# Task instructions
List each line of the data that holds the string "title".

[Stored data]
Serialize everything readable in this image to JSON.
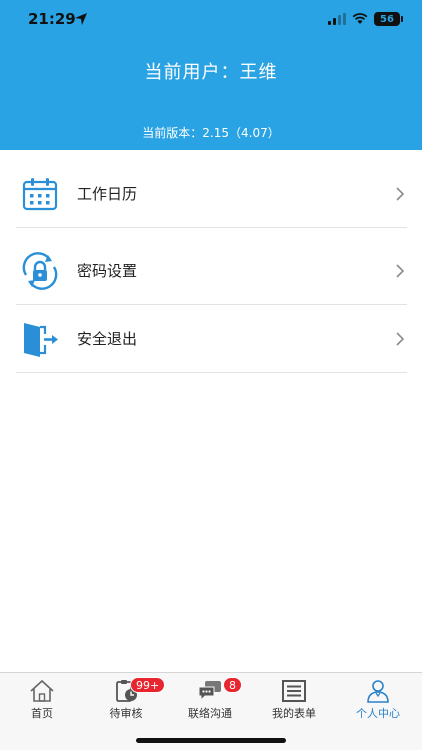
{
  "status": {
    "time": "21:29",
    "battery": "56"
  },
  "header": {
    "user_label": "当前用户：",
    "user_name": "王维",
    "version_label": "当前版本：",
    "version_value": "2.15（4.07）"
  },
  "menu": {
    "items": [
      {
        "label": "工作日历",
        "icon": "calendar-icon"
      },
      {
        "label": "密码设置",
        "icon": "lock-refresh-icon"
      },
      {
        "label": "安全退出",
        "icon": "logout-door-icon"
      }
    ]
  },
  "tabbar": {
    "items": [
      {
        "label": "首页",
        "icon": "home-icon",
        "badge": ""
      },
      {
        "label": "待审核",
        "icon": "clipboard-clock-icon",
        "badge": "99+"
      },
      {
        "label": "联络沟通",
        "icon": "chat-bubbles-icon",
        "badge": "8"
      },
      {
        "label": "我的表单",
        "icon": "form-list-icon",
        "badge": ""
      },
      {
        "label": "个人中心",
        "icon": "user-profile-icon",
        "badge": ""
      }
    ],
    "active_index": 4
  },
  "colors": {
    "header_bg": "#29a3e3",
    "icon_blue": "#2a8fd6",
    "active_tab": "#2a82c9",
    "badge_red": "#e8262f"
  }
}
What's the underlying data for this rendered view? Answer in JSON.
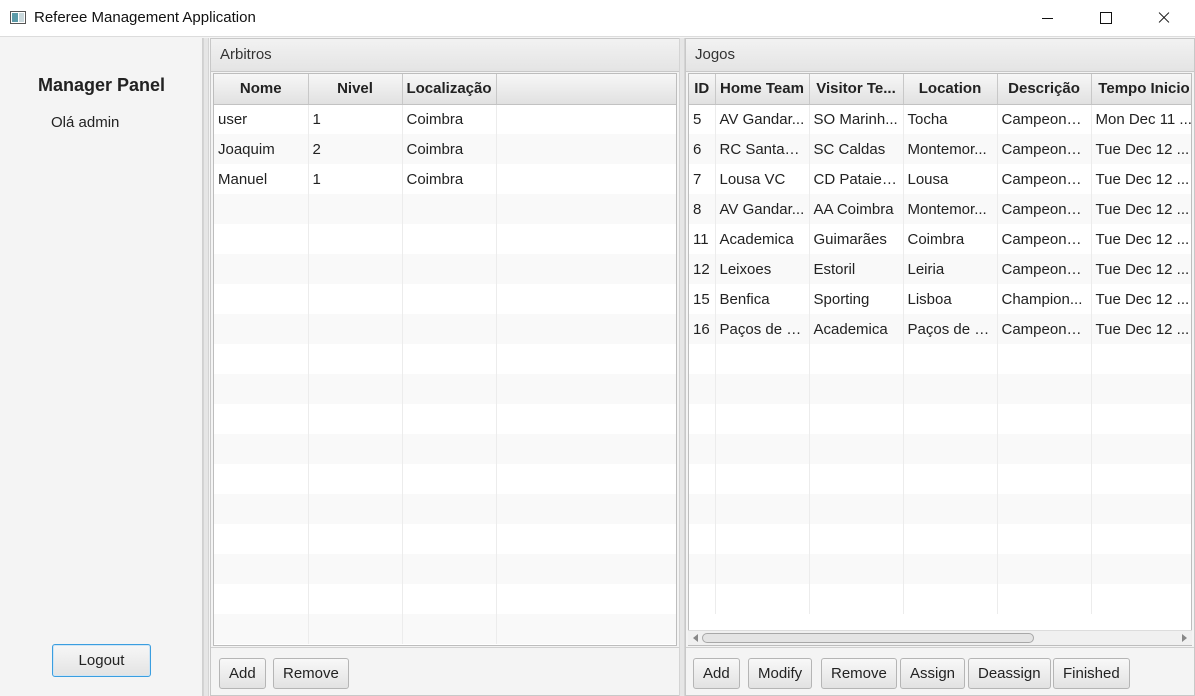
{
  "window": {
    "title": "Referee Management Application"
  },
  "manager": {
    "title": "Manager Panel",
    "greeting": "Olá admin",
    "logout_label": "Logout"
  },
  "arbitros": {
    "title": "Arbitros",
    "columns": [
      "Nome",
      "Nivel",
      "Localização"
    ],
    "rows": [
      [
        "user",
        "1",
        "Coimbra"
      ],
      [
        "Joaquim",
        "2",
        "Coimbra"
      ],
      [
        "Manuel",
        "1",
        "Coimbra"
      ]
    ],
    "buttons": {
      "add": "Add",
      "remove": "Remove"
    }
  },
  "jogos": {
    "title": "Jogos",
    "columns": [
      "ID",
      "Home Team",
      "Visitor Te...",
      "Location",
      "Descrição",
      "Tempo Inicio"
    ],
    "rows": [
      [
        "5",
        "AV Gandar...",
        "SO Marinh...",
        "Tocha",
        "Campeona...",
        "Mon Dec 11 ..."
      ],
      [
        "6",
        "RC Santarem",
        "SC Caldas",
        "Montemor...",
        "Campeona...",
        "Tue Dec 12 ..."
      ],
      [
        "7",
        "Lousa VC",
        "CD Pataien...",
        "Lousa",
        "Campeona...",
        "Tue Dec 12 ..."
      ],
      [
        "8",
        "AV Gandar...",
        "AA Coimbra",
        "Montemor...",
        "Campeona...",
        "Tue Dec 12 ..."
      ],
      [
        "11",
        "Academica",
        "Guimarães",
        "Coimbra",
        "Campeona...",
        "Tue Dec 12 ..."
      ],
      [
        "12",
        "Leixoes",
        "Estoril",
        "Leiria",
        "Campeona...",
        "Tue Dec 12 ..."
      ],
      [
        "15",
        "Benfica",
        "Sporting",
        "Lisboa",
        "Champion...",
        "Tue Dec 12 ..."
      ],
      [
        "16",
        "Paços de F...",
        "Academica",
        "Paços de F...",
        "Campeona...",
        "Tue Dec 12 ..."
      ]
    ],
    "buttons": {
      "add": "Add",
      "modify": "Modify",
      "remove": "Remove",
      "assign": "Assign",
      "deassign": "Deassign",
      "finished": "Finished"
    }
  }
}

# Task solution
    "title": "Referee Management Application"
    "title": "Manager Panel",
    "title": "Arbitros",
    "title": "Jogos",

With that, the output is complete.